_WRITTEN EXERCISE_:
Tally the lines in the records underneath that contain the string "text", and state the figure by itself.

_EXERCISE INPUTS_:
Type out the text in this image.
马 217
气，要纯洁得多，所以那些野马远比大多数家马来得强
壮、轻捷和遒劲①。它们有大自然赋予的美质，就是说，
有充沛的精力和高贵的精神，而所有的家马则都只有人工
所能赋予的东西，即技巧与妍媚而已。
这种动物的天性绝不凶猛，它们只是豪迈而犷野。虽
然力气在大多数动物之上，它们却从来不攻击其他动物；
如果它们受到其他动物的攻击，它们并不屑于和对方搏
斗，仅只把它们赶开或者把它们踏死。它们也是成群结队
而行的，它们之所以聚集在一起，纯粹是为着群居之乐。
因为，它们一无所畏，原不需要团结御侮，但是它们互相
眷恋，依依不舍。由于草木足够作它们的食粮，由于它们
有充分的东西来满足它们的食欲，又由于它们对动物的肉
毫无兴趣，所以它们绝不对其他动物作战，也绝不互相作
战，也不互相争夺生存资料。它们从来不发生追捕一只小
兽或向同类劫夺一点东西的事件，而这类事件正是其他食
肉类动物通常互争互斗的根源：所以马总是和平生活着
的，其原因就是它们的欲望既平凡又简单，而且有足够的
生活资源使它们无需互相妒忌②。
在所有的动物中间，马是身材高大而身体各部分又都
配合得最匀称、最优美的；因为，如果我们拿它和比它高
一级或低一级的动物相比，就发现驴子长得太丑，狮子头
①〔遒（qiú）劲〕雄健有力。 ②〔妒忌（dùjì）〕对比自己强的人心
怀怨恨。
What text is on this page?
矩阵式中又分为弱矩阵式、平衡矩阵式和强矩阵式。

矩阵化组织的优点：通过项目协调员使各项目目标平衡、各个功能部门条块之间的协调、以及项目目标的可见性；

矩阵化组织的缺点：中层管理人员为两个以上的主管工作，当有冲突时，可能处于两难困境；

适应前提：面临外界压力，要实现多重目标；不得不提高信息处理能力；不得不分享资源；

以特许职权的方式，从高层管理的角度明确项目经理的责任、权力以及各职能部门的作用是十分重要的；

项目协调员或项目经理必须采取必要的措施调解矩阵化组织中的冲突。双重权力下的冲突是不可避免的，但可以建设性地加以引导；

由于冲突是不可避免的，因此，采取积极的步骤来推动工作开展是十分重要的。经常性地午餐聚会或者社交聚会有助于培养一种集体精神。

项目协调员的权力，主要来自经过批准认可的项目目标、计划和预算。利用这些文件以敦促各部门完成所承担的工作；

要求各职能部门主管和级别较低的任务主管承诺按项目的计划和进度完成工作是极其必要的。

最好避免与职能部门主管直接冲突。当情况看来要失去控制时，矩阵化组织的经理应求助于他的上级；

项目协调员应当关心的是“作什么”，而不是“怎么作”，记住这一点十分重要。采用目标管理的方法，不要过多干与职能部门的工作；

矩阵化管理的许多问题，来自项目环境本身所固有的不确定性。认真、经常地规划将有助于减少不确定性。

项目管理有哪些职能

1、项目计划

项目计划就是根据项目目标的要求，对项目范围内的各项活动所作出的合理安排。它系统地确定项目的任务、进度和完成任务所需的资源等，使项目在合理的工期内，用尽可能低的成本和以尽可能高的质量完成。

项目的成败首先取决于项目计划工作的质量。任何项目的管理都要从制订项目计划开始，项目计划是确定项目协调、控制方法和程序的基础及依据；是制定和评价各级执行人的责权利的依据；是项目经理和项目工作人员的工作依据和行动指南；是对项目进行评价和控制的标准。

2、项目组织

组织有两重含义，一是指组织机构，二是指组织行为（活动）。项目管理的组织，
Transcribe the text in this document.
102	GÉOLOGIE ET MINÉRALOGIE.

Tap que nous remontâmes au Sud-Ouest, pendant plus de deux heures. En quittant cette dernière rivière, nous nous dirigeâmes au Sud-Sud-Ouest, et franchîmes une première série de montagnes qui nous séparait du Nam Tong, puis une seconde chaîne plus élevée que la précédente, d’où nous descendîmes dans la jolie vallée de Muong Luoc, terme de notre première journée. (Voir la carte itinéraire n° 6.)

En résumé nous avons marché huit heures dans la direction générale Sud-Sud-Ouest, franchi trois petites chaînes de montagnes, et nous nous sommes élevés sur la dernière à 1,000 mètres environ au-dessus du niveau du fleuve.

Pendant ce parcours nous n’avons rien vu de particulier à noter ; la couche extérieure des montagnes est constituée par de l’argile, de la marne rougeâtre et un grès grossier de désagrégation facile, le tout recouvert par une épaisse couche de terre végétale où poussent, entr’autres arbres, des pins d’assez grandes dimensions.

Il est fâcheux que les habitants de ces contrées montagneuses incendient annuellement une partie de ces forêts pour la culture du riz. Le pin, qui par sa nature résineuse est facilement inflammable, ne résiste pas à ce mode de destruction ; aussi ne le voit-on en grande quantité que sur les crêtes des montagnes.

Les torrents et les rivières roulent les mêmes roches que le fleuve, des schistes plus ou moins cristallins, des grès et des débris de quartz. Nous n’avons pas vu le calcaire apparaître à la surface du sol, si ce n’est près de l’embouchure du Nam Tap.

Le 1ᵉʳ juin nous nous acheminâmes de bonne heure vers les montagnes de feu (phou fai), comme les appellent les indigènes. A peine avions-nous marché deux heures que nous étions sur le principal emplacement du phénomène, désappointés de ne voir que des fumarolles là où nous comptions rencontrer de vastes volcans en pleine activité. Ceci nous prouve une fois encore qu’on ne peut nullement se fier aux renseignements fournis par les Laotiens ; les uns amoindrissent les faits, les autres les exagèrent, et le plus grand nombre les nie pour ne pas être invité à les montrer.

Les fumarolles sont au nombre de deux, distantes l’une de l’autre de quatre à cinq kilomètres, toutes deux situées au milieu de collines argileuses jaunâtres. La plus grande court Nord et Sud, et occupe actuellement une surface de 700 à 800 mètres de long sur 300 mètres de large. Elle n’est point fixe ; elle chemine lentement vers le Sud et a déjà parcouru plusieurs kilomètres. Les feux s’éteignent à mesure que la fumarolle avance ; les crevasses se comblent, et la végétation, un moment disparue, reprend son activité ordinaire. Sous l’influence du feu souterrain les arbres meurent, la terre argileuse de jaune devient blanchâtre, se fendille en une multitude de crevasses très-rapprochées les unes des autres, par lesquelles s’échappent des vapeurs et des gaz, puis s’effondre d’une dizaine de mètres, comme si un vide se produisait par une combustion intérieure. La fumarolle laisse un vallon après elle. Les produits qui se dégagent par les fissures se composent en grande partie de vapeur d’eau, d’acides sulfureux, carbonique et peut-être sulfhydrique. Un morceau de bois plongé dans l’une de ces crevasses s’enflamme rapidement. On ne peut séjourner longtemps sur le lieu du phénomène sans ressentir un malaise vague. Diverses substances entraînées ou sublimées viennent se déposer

_COMPLETE ANSWER_:
3